§ **AVAILABLE RECORDS**:

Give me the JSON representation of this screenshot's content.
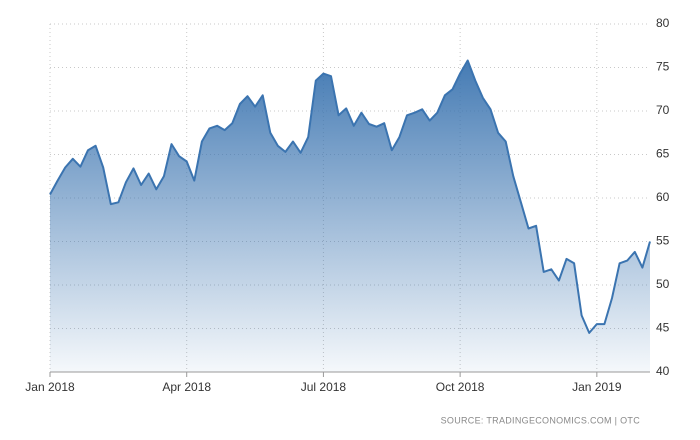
{
  "chart_data": {
    "type": "line",
    "source": "SOURCE: TRADINGECONOMICS.COM | OTC",
    "categories": [
      "Jan 2018",
      null,
      null,
      null,
      null,
      null,
      null,
      null,
      null,
      null,
      null,
      null,
      null,
      null,
      null,
      null,
      null,
      null,
      "Apr 2018",
      null,
      null,
      null,
      null,
      null,
      null,
      null,
      null,
      null,
      null,
      null,
      null,
      null,
      null,
      null,
      null,
      null,
      "Jul 2018",
      null,
      null,
      null,
      null,
      null,
      null,
      null,
      null,
      null,
      null,
      null,
      null,
      null,
      null,
      null,
      null,
      null,
      "Oct 2018",
      null,
      null,
      null,
      null,
      null,
      null,
      null,
      null,
      null,
      null,
      null,
      null,
      null,
      null,
      null,
      null,
      null,
      "Jan 2019",
      null,
      null,
      null,
      null,
      null,
      null,
      null
    ],
    "series": [
      {
        "color": "#3b74b0",
        "values": [
          60.4,
          62,
          63.5,
          64.5,
          63.6,
          65.5,
          66,
          63.5,
          59.3,
          59.5,
          61.8,
          63.4,
          61.5,
          62.8,
          61,
          62.5,
          66.2,
          64.8,
          64.2,
          62,
          66.5,
          68,
          68.3,
          67.8,
          68.6,
          70.8,
          71.7,
          70.5,
          71.8,
          67.5,
          66,
          65.3,
          66.5,
          65.2,
          67,
          73.5,
          74.3,
          74,
          69.5,
          70.3,
          68.3,
          69.8,
          68.5,
          68.2,
          68.6,
          65.5,
          67,
          69.5,
          69.8,
          70.2,
          68.9,
          69.8,
          71.8,
          72.5,
          74.3,
          75.8,
          73.5,
          71.5,
          70.2,
          67.5,
          66.5,
          62.5,
          59.5,
          56.5,
          56.8,
          51.5,
          51.8,
          50.5,
          53,
          52.5,
          46.5,
          44.5,
          45.5,
          45.5,
          48.5,
          52.5,
          52.8,
          53.8,
          52,
          55
        ]
      }
    ],
    "ylim": [
      40,
      80
    ],
    "yticks": [
      40,
      45,
      50,
      55,
      60,
      65,
      70,
      75,
      80
    ],
    "grid": true
  }
}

§ **WHAT YOU ARE ASKED TO DO**: Without the pictures, print the whole listing exactly as given.

§ **SOLUTION TO THIS PROBLEM**:
Give me the JSON representation of this screenshot's content.
{
  "chart_data": {
    "type": "line",
    "source": "SOURCE: TRADINGECONOMICS.COM | OTC",
    "categories": [
      "Jan 2018",
      null,
      null,
      null,
      null,
      null,
      null,
      null,
      null,
      null,
      null,
      null,
      null,
      null,
      null,
      null,
      null,
      null,
      "Apr 2018",
      null,
      null,
      null,
      null,
      null,
      null,
      null,
      null,
      null,
      null,
      null,
      null,
      null,
      null,
      null,
      null,
      null,
      "Jul 2018",
      null,
      null,
      null,
      null,
      null,
      null,
      null,
      null,
      null,
      null,
      null,
      null,
      null,
      null,
      null,
      null,
      null,
      "Oct 2018",
      null,
      null,
      null,
      null,
      null,
      null,
      null,
      null,
      null,
      null,
      null,
      null,
      null,
      null,
      null,
      null,
      null,
      "Jan 2019",
      null,
      null,
      null,
      null,
      null,
      null,
      null
    ],
    "series": [
      {
        "color": "#3b74b0",
        "values": [
          60.4,
          62,
          63.5,
          64.5,
          63.6,
          65.5,
          66,
          63.5,
          59.3,
          59.5,
          61.8,
          63.4,
          61.5,
          62.8,
          61,
          62.5,
          66.2,
          64.8,
          64.2,
          62,
          66.5,
          68,
          68.3,
          67.8,
          68.6,
          70.8,
          71.7,
          70.5,
          71.8,
          67.5,
          66,
          65.3,
          66.5,
          65.2,
          67,
          73.5,
          74.3,
          74,
          69.5,
          70.3,
          68.3,
          69.8,
          68.5,
          68.2,
          68.6,
          65.5,
          67,
          69.5,
          69.8,
          70.2,
          68.9,
          69.8,
          71.8,
          72.5,
          74.3,
          75.8,
          73.5,
          71.5,
          70.2,
          67.5,
          66.5,
          62.5,
          59.5,
          56.5,
          56.8,
          51.5,
          51.8,
          50.5,
          53,
          52.5,
          46.5,
          44.5,
          45.5,
          45.5,
          48.5,
          52.5,
          52.8,
          53.8,
          52,
          55
        ]
      }
    ],
    "ylim": [
      40,
      80
    ],
    "yticks": [
      40,
      45,
      50,
      55,
      60,
      65,
      70,
      75,
      80
    ],
    "grid": true
  }
}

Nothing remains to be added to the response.